▶ **DATASET ROWS**
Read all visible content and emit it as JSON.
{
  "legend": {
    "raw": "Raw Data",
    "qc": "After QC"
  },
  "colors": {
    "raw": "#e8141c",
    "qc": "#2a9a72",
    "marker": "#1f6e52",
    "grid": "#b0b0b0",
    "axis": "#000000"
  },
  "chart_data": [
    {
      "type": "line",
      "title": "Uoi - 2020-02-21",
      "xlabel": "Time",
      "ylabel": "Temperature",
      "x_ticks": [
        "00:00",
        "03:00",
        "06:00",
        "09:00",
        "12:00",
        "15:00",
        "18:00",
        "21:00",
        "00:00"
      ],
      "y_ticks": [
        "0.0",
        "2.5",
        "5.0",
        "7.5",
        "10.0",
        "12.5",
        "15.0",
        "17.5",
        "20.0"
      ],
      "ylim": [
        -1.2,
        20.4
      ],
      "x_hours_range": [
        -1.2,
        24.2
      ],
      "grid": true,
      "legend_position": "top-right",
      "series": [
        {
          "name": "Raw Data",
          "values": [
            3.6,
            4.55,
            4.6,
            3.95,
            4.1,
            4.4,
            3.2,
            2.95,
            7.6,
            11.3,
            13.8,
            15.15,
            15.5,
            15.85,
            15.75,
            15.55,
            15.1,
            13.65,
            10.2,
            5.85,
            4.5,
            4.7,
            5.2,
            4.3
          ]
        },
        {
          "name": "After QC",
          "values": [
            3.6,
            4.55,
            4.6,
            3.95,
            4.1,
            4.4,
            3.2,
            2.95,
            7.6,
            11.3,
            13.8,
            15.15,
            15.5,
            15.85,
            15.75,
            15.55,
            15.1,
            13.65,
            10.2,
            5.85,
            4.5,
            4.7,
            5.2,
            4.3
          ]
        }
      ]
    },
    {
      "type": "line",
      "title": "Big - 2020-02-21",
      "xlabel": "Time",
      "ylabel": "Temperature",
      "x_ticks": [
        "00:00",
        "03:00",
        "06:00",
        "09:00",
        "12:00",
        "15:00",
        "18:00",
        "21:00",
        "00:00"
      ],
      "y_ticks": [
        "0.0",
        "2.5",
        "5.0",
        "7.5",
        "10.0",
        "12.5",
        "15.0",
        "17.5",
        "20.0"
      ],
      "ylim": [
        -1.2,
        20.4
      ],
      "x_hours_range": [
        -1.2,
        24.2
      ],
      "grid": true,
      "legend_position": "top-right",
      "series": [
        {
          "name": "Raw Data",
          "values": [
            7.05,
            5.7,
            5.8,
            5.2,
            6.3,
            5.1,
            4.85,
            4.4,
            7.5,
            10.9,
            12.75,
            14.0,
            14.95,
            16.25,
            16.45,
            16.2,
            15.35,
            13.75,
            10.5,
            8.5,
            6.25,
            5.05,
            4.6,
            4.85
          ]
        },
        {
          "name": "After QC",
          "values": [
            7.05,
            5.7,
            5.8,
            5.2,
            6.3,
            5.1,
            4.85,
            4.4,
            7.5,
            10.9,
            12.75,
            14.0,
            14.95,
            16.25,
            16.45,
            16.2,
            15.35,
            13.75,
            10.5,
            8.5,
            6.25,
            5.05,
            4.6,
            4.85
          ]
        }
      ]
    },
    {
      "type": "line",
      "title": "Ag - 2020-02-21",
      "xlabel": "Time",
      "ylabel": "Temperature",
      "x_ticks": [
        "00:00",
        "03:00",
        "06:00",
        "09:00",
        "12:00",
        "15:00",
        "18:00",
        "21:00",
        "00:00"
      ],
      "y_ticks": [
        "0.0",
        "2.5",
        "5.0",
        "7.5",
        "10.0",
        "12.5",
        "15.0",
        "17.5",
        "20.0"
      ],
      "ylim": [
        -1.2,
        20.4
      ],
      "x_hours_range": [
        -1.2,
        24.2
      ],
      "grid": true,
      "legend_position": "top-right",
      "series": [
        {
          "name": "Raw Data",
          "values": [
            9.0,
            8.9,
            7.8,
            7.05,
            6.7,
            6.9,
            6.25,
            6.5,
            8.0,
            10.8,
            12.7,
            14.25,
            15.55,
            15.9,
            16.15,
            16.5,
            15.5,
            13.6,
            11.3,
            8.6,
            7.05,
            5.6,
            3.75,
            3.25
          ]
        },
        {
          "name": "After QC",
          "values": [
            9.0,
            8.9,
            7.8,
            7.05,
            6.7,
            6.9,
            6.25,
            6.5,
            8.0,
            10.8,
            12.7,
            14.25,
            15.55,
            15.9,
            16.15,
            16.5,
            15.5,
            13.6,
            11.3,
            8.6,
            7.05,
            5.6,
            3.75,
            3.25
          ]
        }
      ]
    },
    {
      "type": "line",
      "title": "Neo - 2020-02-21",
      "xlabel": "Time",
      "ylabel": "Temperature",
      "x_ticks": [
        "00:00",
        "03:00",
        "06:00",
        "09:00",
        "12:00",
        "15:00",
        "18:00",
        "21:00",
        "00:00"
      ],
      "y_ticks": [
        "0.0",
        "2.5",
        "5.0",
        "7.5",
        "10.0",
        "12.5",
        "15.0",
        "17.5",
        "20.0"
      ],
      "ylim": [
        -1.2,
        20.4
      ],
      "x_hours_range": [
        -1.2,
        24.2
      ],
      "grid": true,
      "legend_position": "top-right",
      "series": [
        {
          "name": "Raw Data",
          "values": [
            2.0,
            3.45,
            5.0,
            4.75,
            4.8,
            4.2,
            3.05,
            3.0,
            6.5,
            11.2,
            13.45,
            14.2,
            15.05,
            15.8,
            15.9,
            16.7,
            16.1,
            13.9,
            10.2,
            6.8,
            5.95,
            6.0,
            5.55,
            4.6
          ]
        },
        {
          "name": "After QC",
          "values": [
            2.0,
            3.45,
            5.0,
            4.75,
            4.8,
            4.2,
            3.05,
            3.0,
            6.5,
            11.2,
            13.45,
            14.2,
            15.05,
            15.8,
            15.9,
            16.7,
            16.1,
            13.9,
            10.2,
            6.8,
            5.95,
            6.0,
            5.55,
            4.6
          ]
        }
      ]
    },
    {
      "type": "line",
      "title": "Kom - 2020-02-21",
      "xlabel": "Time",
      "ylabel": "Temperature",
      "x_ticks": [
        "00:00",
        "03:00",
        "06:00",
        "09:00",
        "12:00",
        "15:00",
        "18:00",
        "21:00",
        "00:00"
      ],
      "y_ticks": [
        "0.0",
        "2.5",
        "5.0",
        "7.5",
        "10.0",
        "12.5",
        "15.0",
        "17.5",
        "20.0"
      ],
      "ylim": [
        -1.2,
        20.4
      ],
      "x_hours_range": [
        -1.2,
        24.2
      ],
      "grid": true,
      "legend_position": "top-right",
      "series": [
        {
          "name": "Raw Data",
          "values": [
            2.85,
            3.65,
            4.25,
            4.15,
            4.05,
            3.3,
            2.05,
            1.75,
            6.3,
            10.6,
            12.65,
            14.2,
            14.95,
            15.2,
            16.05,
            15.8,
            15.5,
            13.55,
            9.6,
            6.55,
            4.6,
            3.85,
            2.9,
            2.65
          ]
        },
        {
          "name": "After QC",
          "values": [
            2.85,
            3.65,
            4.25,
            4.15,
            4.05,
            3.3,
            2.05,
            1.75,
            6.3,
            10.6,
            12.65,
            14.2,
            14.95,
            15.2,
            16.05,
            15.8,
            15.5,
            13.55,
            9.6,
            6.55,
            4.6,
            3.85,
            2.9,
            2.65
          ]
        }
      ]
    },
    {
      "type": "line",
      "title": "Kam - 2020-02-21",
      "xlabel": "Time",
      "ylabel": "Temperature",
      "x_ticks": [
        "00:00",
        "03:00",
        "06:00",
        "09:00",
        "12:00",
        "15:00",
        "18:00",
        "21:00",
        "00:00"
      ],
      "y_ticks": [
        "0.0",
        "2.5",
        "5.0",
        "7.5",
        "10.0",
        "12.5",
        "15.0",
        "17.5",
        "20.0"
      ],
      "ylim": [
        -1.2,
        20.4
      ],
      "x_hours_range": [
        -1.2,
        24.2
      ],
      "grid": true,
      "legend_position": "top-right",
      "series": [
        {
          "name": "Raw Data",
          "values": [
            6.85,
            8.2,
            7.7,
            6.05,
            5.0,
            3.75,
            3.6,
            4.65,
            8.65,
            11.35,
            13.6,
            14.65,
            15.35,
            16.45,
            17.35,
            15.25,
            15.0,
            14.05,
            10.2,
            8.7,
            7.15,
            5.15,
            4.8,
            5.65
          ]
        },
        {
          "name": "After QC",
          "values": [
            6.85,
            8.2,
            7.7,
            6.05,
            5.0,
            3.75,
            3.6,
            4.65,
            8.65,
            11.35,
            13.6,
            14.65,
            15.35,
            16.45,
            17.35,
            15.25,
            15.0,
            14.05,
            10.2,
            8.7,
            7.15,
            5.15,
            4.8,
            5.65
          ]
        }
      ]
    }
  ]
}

▶ **TASK PROMPT**
Note every line above where the string "title" shows up, and copy those lines.

▶ **WRITTEN RESPONSE**
      "title": "Uoi - 2020-02-21",
      "title": "Big - 2020-02-21",
      "title": "Ag - 2020-02-21",
      "title": "Neo - 2020-02-21",
      "title": "Kom - 2020-02-21",
      "title": "Kam - 2020-02-21",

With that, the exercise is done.